→ **What the task requires**
Lines containing the string "Total" are to be counted. Write only how many there are.

[Items from a dataset]
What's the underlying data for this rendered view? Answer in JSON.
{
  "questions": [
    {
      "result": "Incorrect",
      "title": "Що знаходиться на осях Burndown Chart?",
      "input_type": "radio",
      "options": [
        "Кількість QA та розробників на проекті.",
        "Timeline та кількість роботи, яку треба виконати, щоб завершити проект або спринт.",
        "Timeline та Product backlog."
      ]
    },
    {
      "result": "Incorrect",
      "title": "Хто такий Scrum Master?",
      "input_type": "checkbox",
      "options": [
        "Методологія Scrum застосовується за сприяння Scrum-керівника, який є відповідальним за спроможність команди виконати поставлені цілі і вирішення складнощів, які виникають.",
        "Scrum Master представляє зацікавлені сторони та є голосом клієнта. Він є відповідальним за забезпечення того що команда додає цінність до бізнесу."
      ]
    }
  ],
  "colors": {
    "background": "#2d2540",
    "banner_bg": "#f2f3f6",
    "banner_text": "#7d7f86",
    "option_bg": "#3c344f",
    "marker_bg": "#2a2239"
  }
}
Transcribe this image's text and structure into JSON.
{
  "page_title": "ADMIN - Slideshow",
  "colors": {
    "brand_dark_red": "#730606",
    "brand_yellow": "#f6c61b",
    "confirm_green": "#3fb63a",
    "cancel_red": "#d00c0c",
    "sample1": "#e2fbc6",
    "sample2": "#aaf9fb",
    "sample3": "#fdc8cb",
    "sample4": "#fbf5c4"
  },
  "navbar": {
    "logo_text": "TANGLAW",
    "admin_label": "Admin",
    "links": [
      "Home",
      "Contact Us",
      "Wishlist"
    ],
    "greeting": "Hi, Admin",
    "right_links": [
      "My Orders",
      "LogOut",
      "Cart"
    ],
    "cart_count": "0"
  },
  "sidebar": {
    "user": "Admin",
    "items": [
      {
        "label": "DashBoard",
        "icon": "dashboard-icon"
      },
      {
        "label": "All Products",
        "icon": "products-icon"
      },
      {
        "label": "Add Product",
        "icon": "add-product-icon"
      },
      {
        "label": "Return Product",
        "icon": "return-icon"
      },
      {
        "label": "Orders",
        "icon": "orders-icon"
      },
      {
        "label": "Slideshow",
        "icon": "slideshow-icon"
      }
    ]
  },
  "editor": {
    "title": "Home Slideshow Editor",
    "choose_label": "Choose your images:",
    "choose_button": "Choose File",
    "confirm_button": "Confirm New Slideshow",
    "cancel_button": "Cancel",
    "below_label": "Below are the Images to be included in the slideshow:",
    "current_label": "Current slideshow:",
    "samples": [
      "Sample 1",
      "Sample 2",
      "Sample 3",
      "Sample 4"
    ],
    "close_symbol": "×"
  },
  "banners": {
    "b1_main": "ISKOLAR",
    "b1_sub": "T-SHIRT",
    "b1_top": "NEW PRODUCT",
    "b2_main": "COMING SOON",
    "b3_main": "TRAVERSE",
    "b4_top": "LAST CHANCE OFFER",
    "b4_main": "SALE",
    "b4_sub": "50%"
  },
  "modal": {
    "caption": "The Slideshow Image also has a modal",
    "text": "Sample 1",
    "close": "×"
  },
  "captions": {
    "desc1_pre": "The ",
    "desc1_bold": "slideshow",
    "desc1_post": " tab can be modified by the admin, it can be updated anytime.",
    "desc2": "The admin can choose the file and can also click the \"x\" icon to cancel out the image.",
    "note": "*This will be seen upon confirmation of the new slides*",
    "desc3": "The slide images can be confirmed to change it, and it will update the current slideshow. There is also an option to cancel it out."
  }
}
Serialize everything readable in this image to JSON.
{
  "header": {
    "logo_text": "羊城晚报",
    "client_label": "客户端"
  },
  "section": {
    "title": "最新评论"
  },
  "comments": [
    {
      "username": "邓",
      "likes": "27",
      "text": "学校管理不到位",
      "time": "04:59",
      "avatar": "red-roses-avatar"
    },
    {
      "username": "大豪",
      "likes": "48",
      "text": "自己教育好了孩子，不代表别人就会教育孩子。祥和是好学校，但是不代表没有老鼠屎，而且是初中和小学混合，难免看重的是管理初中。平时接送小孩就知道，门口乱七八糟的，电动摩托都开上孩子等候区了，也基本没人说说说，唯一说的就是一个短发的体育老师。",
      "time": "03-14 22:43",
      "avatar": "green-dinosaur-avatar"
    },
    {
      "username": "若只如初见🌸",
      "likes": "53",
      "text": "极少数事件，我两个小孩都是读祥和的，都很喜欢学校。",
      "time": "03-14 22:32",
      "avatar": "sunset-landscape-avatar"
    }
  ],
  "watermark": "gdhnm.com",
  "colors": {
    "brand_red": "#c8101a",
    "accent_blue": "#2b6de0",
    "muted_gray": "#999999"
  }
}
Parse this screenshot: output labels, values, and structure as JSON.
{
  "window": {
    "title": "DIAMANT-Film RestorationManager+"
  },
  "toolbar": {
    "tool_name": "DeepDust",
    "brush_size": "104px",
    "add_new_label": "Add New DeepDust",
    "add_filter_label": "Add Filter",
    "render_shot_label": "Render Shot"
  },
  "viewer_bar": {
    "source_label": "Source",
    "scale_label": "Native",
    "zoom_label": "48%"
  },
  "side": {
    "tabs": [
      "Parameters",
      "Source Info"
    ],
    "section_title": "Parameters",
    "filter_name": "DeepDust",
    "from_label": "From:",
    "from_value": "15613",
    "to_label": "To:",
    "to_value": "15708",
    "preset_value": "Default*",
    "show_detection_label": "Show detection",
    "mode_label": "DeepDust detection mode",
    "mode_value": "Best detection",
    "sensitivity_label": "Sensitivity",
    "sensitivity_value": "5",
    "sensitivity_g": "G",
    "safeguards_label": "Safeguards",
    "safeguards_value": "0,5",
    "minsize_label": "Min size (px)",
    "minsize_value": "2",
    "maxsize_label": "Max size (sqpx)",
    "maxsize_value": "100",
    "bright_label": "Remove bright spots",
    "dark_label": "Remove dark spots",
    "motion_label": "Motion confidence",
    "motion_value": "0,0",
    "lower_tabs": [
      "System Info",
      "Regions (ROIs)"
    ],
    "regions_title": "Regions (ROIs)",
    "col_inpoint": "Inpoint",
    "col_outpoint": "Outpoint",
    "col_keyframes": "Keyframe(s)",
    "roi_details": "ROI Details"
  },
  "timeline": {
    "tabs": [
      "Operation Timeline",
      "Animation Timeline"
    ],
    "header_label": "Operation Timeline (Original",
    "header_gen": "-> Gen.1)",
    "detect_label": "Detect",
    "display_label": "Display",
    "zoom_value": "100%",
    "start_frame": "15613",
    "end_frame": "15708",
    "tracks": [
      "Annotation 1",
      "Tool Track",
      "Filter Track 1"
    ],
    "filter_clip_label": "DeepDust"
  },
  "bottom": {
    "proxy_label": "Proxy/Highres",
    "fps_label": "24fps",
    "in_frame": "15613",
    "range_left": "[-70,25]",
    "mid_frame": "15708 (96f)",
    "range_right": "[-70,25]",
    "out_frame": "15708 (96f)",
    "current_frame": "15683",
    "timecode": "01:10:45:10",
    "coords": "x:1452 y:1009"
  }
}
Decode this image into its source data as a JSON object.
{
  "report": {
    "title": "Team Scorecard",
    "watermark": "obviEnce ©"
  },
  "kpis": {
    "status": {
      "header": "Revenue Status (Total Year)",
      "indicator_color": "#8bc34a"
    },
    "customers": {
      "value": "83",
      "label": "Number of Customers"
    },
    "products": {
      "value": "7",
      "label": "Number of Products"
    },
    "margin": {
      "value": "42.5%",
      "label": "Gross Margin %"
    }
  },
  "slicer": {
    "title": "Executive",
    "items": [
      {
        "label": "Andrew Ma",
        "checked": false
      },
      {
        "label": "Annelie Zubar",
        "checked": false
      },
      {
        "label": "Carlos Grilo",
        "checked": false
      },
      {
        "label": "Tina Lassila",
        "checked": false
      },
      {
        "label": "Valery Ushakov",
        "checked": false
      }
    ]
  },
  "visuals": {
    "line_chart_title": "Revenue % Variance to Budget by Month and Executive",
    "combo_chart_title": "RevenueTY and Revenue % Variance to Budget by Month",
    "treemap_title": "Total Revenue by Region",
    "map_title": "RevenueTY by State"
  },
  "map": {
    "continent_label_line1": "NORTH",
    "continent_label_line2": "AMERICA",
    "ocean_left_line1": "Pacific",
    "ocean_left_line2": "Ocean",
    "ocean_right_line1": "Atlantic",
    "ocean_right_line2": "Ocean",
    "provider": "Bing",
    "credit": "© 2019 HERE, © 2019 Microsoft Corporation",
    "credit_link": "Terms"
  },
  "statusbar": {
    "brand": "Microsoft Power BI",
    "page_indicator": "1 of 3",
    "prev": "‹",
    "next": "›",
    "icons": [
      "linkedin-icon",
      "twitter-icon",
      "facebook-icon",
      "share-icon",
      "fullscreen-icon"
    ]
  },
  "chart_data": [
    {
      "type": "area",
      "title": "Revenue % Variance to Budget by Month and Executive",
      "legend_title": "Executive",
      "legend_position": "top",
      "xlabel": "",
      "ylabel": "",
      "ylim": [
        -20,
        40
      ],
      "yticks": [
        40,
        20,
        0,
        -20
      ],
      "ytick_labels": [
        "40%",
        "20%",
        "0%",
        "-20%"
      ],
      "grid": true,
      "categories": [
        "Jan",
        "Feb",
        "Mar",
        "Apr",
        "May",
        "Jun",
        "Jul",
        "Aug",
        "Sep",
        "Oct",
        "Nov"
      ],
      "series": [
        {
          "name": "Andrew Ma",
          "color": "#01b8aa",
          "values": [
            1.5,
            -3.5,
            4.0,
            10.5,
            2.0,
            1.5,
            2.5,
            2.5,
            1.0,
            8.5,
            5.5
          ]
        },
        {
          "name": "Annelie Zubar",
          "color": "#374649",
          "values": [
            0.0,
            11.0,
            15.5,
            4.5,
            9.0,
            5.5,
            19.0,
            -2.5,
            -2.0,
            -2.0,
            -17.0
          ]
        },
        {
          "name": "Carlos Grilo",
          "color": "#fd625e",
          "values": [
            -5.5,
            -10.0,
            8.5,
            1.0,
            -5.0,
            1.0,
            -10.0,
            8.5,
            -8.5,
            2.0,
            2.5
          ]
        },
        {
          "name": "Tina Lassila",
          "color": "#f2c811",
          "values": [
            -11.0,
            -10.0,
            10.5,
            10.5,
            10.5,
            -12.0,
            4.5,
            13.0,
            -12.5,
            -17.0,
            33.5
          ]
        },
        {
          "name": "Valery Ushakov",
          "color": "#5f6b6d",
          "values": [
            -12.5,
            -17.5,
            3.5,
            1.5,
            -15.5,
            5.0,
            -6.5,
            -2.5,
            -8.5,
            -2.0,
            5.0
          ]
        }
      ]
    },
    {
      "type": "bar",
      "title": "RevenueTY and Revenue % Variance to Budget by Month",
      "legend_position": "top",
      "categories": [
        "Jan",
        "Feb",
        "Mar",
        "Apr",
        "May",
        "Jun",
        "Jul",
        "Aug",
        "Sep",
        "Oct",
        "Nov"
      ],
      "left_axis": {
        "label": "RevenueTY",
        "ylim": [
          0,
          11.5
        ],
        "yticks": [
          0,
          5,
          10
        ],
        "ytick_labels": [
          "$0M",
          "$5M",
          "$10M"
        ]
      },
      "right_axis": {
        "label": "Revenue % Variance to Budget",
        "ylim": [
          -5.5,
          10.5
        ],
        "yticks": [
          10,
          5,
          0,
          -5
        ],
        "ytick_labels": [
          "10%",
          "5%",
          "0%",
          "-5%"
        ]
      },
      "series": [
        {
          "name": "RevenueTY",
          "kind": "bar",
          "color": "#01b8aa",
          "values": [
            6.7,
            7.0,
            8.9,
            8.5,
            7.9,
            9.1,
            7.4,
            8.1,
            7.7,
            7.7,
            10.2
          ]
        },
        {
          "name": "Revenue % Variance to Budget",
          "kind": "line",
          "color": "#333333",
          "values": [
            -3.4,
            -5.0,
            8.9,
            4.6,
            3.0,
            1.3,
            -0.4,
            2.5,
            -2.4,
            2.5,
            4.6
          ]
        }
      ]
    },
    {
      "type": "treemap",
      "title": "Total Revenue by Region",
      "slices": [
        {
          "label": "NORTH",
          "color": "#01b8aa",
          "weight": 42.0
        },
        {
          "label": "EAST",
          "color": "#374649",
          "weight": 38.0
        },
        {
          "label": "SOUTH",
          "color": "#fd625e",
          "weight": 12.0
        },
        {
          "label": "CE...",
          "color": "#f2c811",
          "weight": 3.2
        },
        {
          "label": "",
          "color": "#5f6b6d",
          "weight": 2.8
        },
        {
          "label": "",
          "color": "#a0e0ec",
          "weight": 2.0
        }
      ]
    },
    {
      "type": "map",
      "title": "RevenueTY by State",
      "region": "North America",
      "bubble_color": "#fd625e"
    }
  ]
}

→ **Reply**
3